[Figure data in JSON]
++++

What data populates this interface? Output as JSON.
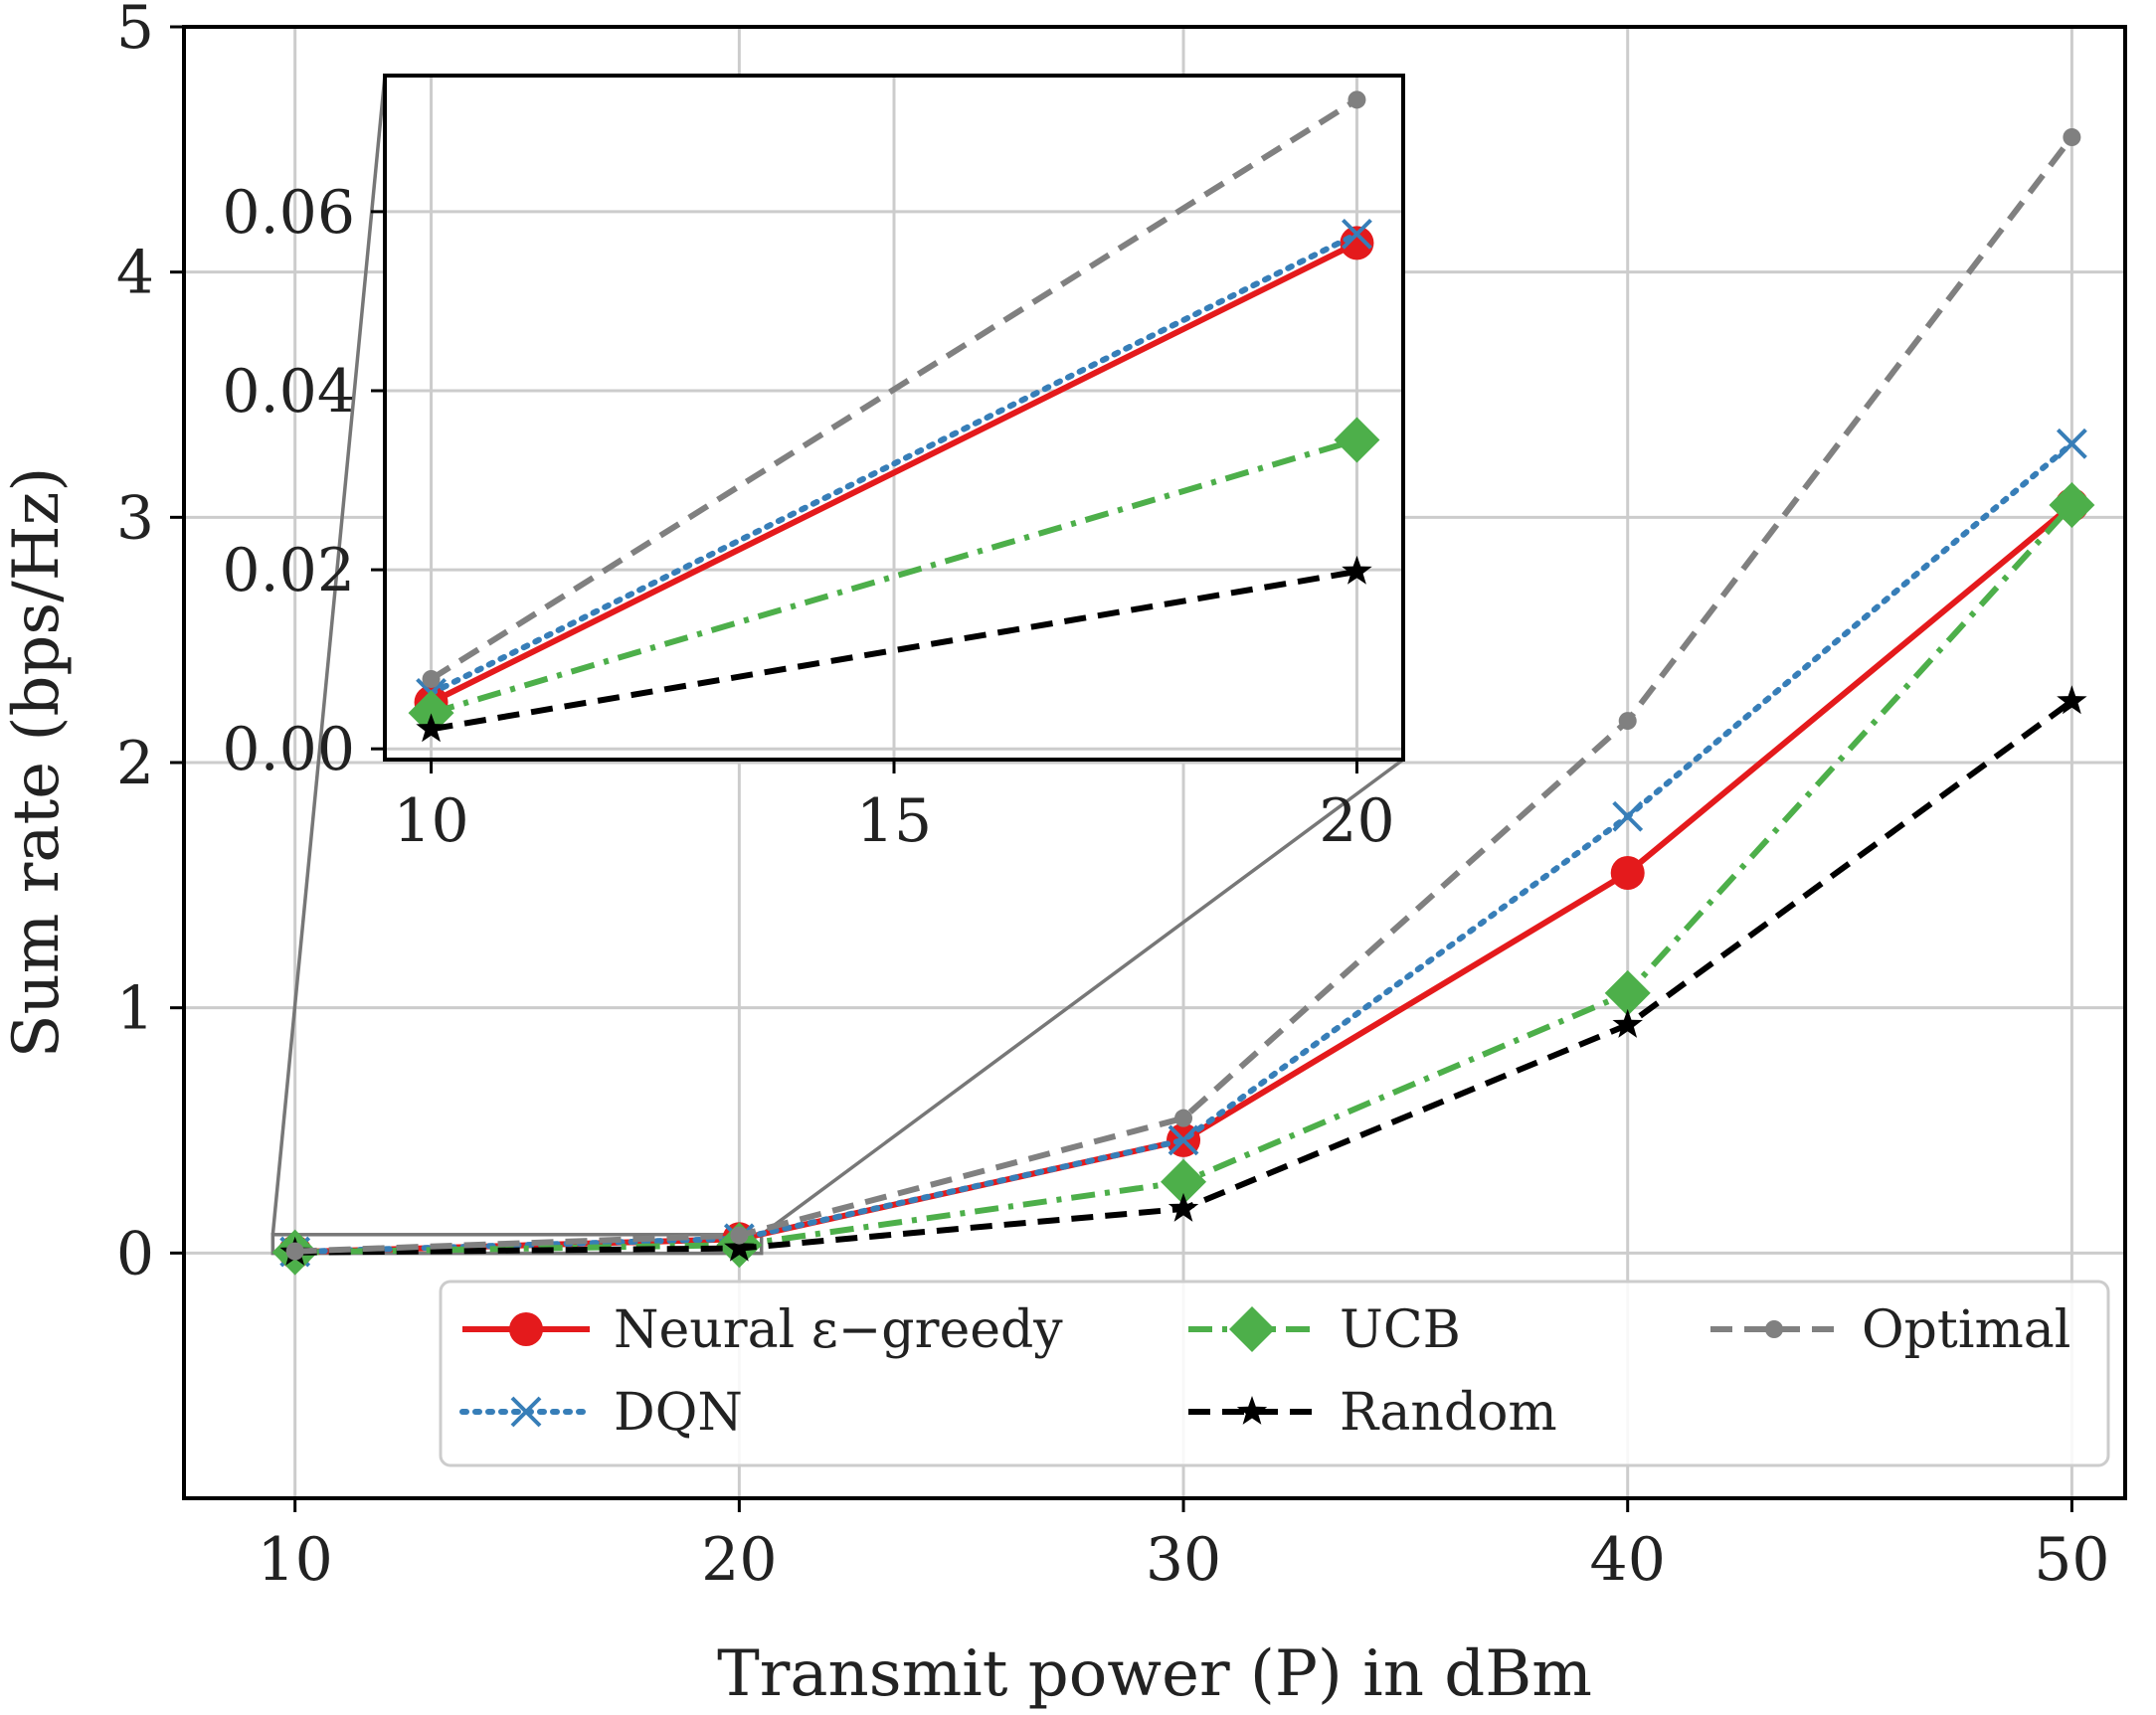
{
  "chart_data": [
    {
      "type": "line",
      "xlabel": "Transmit power (P) in dBm",
      "ylabel": "Sum rate (bps/Hz)",
      "xlim": [
        7.5,
        51.2
      ],
      "ylim": [
        -1.0,
        5.0
      ],
      "xticks": [
        10,
        20,
        30,
        40,
        50
      ],
      "yticks": [
        0,
        1,
        2,
        3,
        4,
        5
      ],
      "grid": true,
      "legend_location": "lower-right",
      "legend_columns": 3,
      "x": [
        10,
        20,
        30,
        40,
        50
      ],
      "series": [
        {
          "name": "Neural ε−greedy",
          "values": [
            0.004,
            0.057,
            0.46,
            1.55,
            3.05
          ],
          "color": "#e41a1c",
          "linestyle": "solid",
          "marker": "circle"
        },
        {
          "name": "DQN",
          "values": [
            0.005,
            0.059,
            0.46,
            1.78,
            3.3
          ],
          "color": "#377eb8",
          "linestyle": "dotted",
          "marker": "x"
        },
        {
          "name": "UCB",
          "values": [
            0.003,
            0.033,
            0.29,
            1.06,
            3.05
          ],
          "color": "#4daf4a",
          "linestyle": "dashdot",
          "marker": "diamond"
        },
        {
          "name": "Random",
          "values": [
            0.002,
            0.019,
            0.18,
            0.93,
            2.25
          ],
          "color": "#000000",
          "linestyle": "dashed",
          "marker": "star"
        },
        {
          "name": "Optimal",
          "values": [
            0.007,
            0.072,
            0.55,
            2.17,
            4.55
          ],
          "color": "#808080",
          "linestyle": "dashed",
          "marker": "point"
        }
      ]
    },
    {
      "type": "line",
      "role": "inset zoom",
      "xlim": [
        9.5,
        20.5
      ],
      "ylim": [
        -0.0012,
        0.0752
      ],
      "xticks": [
        10,
        15,
        20
      ],
      "yticks": [
        0.0,
        0.02,
        0.04,
        0.06
      ],
      "ytick_labels": [
        "0.00",
        "0.02",
        "0.04",
        "0.06"
      ],
      "grid": true,
      "x": [
        10,
        20
      ],
      "zoom_region": {
        "x": [
          9.5,
          20.5
        ],
        "y": [
          -0.0012,
          0.0752
        ]
      },
      "series": [
        {
          "name": "Neural ε−greedy",
          "values": [
            0.0052,
            0.0565
          ]
        },
        {
          "name": "DQN",
          "values": [
            0.0062,
            0.0575
          ]
        },
        {
          "name": "UCB",
          "values": [
            0.004,
            0.0345
          ]
        },
        {
          "name": "Random",
          "values": [
            0.0022,
            0.0198
          ]
        },
        {
          "name": "Optimal",
          "values": [
            0.0078,
            0.0725
          ]
        }
      ]
    }
  ],
  "legend": {
    "entries": [
      "Neural ε−greedy",
      "UCB",
      "Optimal",
      "DQN",
      "Random"
    ]
  }
}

++++

# [What you are asked to do]
Without including the pictures, return each record above exactly as it stands.

# [Exercise response]
What data populates this interface? Output as JSON.
{
  "chart_data": [
    {
      "type": "line",
      "xlabel": "Transmit power (P) in dBm",
      "ylabel": "Sum rate (bps/Hz)",
      "xlim": [
        7.5,
        51.2
      ],
      "ylim": [
        -1.0,
        5.0
      ],
      "xticks": [
        10,
        20,
        30,
        40,
        50
      ],
      "yticks": [
        0,
        1,
        2,
        3,
        4,
        5
      ],
      "grid": true,
      "legend_location": "lower-right",
      "legend_columns": 3,
      "x": [
        10,
        20,
        30,
        40,
        50
      ],
      "series": [
        {
          "name": "Neural ε−greedy",
          "values": [
            0.004,
            0.057,
            0.46,
            1.55,
            3.05
          ],
          "color": "#e41a1c",
          "linestyle": "solid",
          "marker": "circle"
        },
        {
          "name": "DQN",
          "values": [
            0.005,
            0.059,
            0.46,
            1.78,
            3.3
          ],
          "color": "#377eb8",
          "linestyle": "dotted",
          "marker": "x"
        },
        {
          "name": "UCB",
          "values": [
            0.003,
            0.033,
            0.29,
            1.06,
            3.05
          ],
          "color": "#4daf4a",
          "linestyle": "dashdot",
          "marker": "diamond"
        },
        {
          "name": "Random",
          "values": [
            0.002,
            0.019,
            0.18,
            0.93,
            2.25
          ],
          "color": "#000000",
          "linestyle": "dashed",
          "marker": "star"
        },
        {
          "name": "Optimal",
          "values": [
            0.007,
            0.072,
            0.55,
            2.17,
            4.55
          ],
          "color": "#808080",
          "linestyle": "dashed",
          "marker": "point"
        }
      ]
    },
    {
      "type": "line",
      "role": "inset zoom",
      "xlim": [
        9.5,
        20.5
      ],
      "ylim": [
        -0.0012,
        0.0752
      ],
      "xticks": [
        10,
        15,
        20
      ],
      "yticks": [
        0.0,
        0.02,
        0.04,
        0.06
      ],
      "ytick_labels": [
        "0.00",
        "0.02",
        "0.04",
        "0.06"
      ],
      "grid": true,
      "x": [
        10,
        20
      ],
      "zoom_region": {
        "x": [
          9.5,
          20.5
        ],
        "y": [
          -0.0012,
          0.0752
        ]
      },
      "series": [
        {
          "name": "Neural ε−greedy",
          "values": [
            0.0052,
            0.0565
          ]
        },
        {
          "name": "DQN",
          "values": [
            0.0062,
            0.0575
          ]
        },
        {
          "name": "UCB",
          "values": [
            0.004,
            0.0345
          ]
        },
        {
          "name": "Random",
          "values": [
            0.0022,
            0.0198
          ]
        },
        {
          "name": "Optimal",
          "values": [
            0.0078,
            0.0725
          ]
        }
      ]
    }
  ],
  "legend": {
    "entries": [
      "Neural ε−greedy",
      "UCB",
      "Optimal",
      "DQN",
      "Random"
    ]
  }
}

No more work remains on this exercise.